◆ STATED PROBLEM
Retype all of the entries word for word.

◆ SOURCE DATA
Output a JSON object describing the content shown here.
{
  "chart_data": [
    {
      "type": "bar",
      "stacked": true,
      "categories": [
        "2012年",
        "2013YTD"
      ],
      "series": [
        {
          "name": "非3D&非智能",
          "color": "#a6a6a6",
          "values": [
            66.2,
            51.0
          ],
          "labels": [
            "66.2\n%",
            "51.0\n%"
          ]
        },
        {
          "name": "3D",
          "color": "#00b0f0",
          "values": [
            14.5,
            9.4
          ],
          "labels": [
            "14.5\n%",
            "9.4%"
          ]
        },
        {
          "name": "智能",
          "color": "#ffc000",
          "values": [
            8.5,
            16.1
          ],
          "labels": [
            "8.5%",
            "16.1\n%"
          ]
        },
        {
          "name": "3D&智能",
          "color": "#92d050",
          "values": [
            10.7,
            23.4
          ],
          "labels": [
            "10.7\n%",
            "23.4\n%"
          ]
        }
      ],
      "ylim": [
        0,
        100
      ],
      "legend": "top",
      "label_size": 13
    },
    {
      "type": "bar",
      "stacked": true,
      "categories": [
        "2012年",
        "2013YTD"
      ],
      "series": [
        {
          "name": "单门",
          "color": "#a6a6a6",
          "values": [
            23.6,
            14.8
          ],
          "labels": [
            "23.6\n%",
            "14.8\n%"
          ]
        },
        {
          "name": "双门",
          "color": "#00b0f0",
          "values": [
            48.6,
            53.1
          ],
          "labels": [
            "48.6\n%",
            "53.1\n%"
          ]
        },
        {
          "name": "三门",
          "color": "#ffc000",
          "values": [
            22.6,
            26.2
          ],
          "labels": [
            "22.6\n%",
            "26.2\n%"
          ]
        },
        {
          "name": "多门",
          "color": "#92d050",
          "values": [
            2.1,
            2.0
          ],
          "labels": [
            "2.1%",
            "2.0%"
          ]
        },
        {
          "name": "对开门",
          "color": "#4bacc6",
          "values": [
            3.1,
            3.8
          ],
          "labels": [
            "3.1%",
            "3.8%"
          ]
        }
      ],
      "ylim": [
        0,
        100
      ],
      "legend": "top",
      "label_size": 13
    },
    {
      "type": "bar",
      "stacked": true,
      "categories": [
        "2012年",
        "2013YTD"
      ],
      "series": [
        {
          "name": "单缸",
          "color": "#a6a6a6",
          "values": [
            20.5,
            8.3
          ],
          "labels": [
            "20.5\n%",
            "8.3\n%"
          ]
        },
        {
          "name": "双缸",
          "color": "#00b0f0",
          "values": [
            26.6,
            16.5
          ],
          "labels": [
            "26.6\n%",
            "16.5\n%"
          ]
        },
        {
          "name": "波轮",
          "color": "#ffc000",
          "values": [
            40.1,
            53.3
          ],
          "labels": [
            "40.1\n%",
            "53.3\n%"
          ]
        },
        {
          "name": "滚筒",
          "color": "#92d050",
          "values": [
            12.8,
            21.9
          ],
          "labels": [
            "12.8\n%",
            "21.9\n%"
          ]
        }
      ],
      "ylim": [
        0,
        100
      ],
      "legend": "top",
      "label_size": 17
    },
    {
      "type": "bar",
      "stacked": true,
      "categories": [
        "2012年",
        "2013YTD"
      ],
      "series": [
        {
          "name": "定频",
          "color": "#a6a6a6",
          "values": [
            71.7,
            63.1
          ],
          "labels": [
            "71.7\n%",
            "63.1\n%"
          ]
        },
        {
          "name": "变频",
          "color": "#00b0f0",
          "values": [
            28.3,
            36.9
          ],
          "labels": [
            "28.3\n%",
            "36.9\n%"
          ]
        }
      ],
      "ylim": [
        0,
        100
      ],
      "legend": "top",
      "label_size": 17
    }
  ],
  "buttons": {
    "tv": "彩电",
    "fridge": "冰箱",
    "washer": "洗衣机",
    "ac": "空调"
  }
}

◆ SOLVED PROBLEM
Output a JSON object describing the content shown here.
{
  "chart_data": [
    {
      "type": "bar",
      "stacked": true,
      "categories": [
        "2012年",
        "2013YTD"
      ],
      "series": [
        {
          "name": "非3D&非智能",
          "color": "#a6a6a6",
          "values": [
            66.2,
            51.0
          ],
          "labels": [
            "66.2\n%",
            "51.0\n%"
          ]
        },
        {
          "name": "3D",
          "color": "#00b0f0",
          "values": [
            14.5,
            9.4
          ],
          "labels": [
            "14.5\n%",
            "9.4%"
          ]
        },
        {
          "name": "智能",
          "color": "#ffc000",
          "values": [
            8.5,
            16.1
          ],
          "labels": [
            "8.5%",
            "16.1\n%"
          ]
        },
        {
          "name": "3D&智能",
          "color": "#92d050",
          "values": [
            10.7,
            23.4
          ],
          "labels": [
            "10.7\n%",
            "23.4\n%"
          ]
        }
      ],
      "ylim": [
        0,
        100
      ],
      "legend": "top",
      "label_size": 13
    },
    {
      "type": "bar",
      "stacked": true,
      "categories": [
        "2012年",
        "2013YTD"
      ],
      "series": [
        {
          "name": "单门",
          "color": "#a6a6a6",
          "values": [
            23.6,
            14.8
          ],
          "labels": [
            "23.6\n%",
            "14.8\n%"
          ]
        },
        {
          "name": "双门",
          "color": "#00b0f0",
          "values": [
            48.6,
            53.1
          ],
          "labels": [
            "48.6\n%",
            "53.1\n%"
          ]
        },
        {
          "name": "三门",
          "color": "#ffc000",
          "values": [
            22.6,
            26.2
          ],
          "labels": [
            "22.6\n%",
            "26.2\n%"
          ]
        },
        {
          "name": "多门",
          "color": "#92d050",
          "values": [
            2.1,
            2.0
          ],
          "labels": [
            "2.1%",
            "2.0%"
          ]
        },
        {
          "name": "对开门",
          "color": "#4bacc6",
          "values": [
            3.1,
            3.8
          ],
          "labels": [
            "3.1%",
            "3.8%"
          ]
        }
      ],
      "ylim": [
        0,
        100
      ],
      "legend": "top",
      "label_size": 13
    },
    {
      "type": "bar",
      "stacked": true,
      "categories": [
        "2012年",
        "2013YTD"
      ],
      "series": [
        {
          "name": "单缸",
          "color": "#a6a6a6",
          "values": [
            20.5,
            8.3
          ],
          "labels": [
            "20.5\n%",
            "8.3\n%"
          ]
        },
        {
          "name": "双缸",
          "color": "#00b0f0",
          "values": [
            26.6,
            16.5
          ],
          "labels": [
            "26.6\n%",
            "16.5\n%"
          ]
        },
        {
          "name": "波轮",
          "color": "#ffc000",
          "values": [
            40.1,
            53.3
          ],
          "labels": [
            "40.1\n%",
            "53.3\n%"
          ]
        },
        {
          "name": "滚筒",
          "color": "#92d050",
          "values": [
            12.8,
            21.9
          ],
          "labels": [
            "12.8\n%",
            "21.9\n%"
          ]
        }
      ],
      "ylim": [
        0,
        100
      ],
      "legend": "top",
      "label_size": 17
    },
    {
      "type": "bar",
      "stacked": true,
      "categories": [
        "2012年",
        "2013YTD"
      ],
      "series": [
        {
          "name": "定频",
          "color": "#a6a6a6",
          "values": [
            71.7,
            63.1
          ],
          "labels": [
            "71.7\n%",
            "63.1\n%"
          ]
        },
        {
          "name": "变频",
          "color": "#00b0f0",
          "values": [
            28.3,
            36.9
          ],
          "labels": [
            "28.3\n%",
            "36.9\n%"
          ]
        }
      ],
      "ylim": [
        0,
        100
      ],
      "legend": "top",
      "label_size": 17
    }
  ],
  "buttons": {
    "tv": "彩电",
    "fridge": "冰箱",
    "washer": "洗衣机",
    "ac": "空调"
  }
}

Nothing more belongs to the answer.